| TO DO |
Find the word "What" in the records below. List each line containing it.

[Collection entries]

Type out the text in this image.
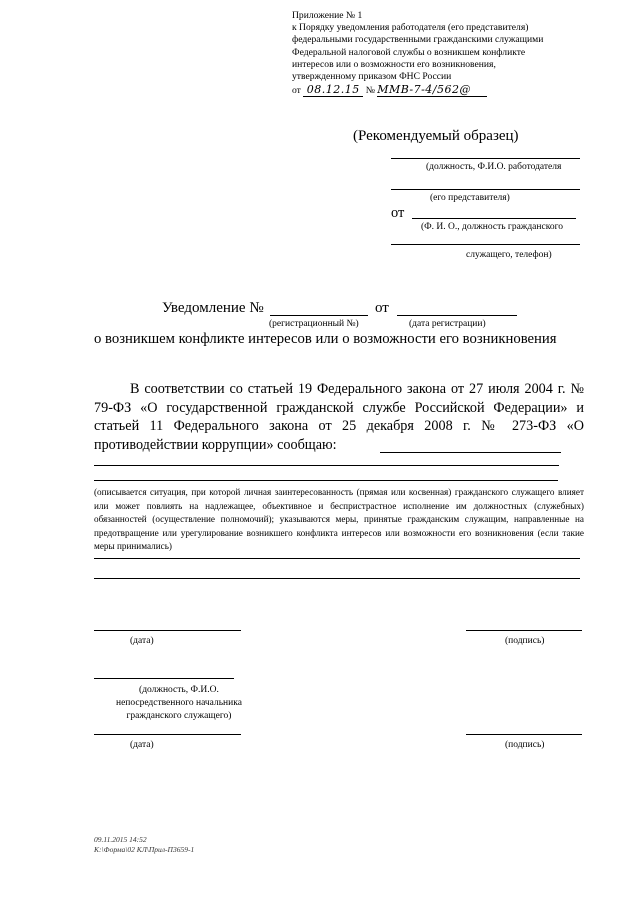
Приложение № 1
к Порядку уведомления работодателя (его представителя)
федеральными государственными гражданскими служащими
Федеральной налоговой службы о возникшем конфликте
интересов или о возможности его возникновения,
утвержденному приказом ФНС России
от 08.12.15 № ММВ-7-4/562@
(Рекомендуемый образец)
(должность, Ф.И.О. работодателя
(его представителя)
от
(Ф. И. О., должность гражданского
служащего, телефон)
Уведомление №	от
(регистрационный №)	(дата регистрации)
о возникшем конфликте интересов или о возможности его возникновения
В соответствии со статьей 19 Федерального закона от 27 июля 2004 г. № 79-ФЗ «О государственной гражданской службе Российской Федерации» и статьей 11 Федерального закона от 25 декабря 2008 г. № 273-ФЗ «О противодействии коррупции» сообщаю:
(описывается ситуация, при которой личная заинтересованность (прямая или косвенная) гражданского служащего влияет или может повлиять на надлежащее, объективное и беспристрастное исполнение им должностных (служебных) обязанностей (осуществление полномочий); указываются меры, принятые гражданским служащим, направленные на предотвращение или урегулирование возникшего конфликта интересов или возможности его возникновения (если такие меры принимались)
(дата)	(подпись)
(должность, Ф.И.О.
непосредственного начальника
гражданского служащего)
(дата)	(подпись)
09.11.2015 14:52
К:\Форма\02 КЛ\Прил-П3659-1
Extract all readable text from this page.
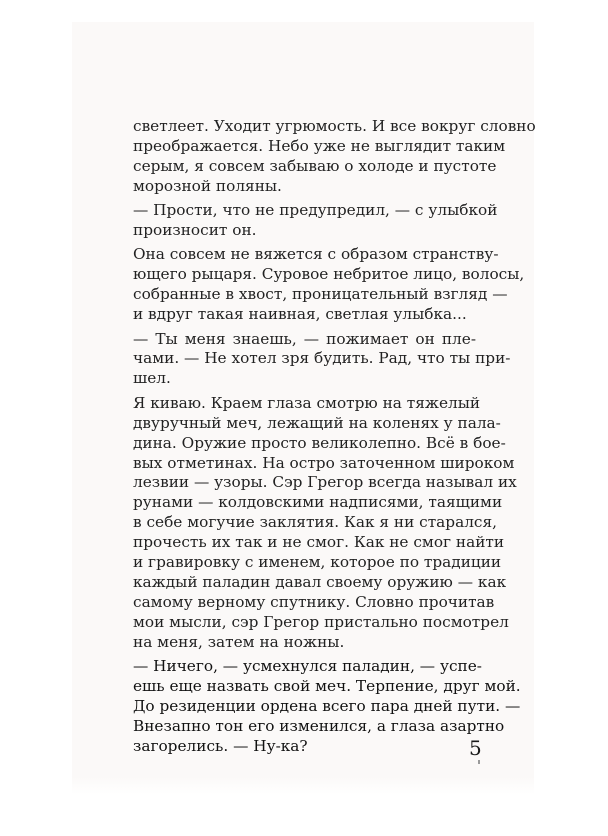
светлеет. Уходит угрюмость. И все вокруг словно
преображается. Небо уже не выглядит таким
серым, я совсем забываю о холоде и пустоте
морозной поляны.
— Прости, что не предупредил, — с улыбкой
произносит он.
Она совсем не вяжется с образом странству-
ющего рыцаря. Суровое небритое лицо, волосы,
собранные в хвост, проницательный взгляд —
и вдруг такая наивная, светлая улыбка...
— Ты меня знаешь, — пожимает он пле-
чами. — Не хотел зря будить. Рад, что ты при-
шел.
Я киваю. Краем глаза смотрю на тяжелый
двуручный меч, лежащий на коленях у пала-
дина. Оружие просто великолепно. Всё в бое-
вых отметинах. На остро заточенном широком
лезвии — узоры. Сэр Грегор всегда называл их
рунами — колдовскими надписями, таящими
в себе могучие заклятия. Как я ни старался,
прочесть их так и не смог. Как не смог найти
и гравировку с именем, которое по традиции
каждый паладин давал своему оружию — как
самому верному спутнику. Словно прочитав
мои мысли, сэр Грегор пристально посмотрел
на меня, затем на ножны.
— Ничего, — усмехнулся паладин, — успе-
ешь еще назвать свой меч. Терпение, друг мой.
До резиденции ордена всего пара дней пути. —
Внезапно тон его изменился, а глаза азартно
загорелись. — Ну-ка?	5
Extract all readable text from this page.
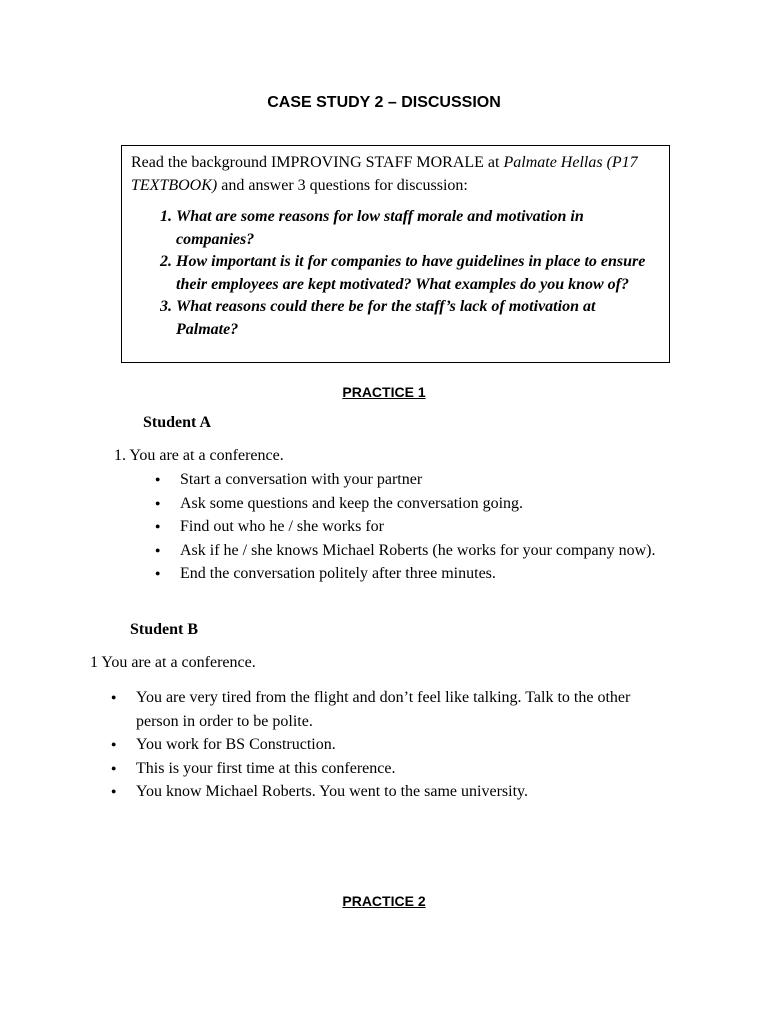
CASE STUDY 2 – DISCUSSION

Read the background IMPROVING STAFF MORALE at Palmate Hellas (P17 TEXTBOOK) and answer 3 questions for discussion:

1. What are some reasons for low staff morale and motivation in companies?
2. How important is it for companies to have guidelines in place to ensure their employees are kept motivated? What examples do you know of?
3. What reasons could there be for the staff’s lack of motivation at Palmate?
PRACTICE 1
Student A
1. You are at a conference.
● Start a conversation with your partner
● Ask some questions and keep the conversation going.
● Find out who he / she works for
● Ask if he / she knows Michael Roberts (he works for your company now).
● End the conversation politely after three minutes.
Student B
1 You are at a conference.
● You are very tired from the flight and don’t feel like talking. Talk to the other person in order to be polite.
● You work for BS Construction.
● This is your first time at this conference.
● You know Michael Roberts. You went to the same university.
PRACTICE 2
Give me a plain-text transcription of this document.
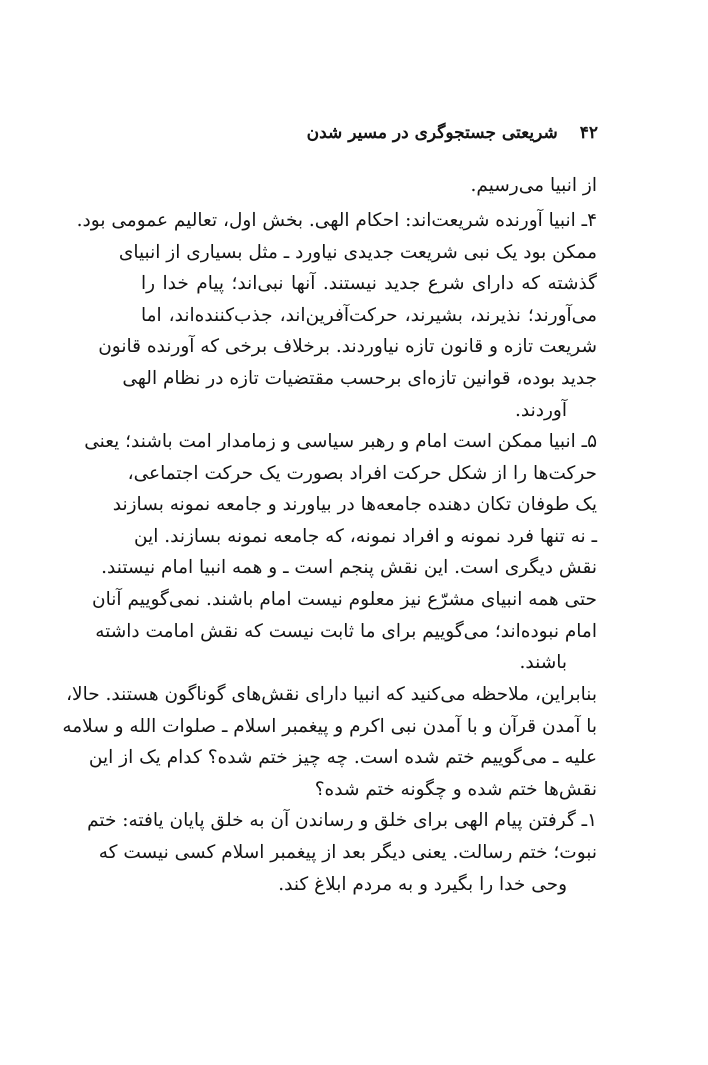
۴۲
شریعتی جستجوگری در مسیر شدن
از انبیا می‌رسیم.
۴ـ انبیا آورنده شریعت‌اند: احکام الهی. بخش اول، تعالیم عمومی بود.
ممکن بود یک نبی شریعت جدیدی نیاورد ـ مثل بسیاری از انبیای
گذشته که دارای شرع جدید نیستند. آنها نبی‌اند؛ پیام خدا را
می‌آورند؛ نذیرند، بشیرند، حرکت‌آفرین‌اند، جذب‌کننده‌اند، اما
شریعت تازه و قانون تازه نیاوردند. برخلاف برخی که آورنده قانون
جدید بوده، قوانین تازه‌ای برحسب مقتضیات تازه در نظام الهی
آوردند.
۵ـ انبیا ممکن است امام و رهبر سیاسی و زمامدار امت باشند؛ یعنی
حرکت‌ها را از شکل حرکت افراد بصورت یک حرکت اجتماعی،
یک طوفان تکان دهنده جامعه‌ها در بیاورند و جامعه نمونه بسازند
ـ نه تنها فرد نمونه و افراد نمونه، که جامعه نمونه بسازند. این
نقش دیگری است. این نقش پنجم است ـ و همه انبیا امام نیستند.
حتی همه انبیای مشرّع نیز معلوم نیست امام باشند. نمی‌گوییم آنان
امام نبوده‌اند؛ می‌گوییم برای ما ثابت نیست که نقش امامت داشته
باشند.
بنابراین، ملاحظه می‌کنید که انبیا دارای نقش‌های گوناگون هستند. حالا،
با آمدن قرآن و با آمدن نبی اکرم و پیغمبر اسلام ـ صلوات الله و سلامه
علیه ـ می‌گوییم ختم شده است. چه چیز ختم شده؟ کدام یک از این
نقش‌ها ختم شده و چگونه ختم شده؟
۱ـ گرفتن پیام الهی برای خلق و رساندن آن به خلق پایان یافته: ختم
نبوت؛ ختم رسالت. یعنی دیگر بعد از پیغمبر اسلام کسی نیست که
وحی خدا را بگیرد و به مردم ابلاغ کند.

| FINAL RESULT |
1. What are some reasons for low staff morale and motivation in companies?
2. How important is it for companies to have guidelines in place to ensure their employees are kept motivated? What examples do you know of?
3. What reasons could there be for the staff’s lack of motivation at Palmate?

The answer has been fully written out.